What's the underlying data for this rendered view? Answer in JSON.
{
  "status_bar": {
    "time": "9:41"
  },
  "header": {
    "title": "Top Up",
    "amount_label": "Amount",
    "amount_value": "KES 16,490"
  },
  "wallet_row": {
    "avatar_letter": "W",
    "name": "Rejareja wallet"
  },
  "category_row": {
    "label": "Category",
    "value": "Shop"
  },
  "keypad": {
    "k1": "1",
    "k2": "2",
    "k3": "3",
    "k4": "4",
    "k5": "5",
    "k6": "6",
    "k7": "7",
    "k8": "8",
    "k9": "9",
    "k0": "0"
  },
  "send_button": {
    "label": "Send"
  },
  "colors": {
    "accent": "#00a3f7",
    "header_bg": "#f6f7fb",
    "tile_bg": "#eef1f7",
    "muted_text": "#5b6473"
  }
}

○ ○ ○ ○ ○ ○ ○

## EXERCISE DETAILS
Copy out the whole listing exactly as written.

## SOLUTION BELOW
What's the underlying data for this rendered view? Answer in JSON.
{
  "status_bar": {
    "time": "9:41"
  },
  "header": {
    "title": "Top Up",
    "amount_label": "Amount",
    "amount_value": "KES 16,490"
  },
  "wallet_row": {
    "avatar_letter": "W",
    "name": "Rejareja wallet"
  },
  "category_row": {
    "label": "Category",
    "value": "Shop"
  },
  "keypad": {
    "k1": "1",
    "k2": "2",
    "k3": "3",
    "k4": "4",
    "k5": "5",
    "k6": "6",
    "k7": "7",
    "k8": "8",
    "k9": "9",
    "k0": "0"
  },
  "send_button": {
    "label": "Send"
  },
  "colors": {
    "accent": "#00a3f7",
    "header_bg": "#f6f7fb",
    "tile_bg": "#eef1f7",
    "muted_text": "#5b6473"
  }
}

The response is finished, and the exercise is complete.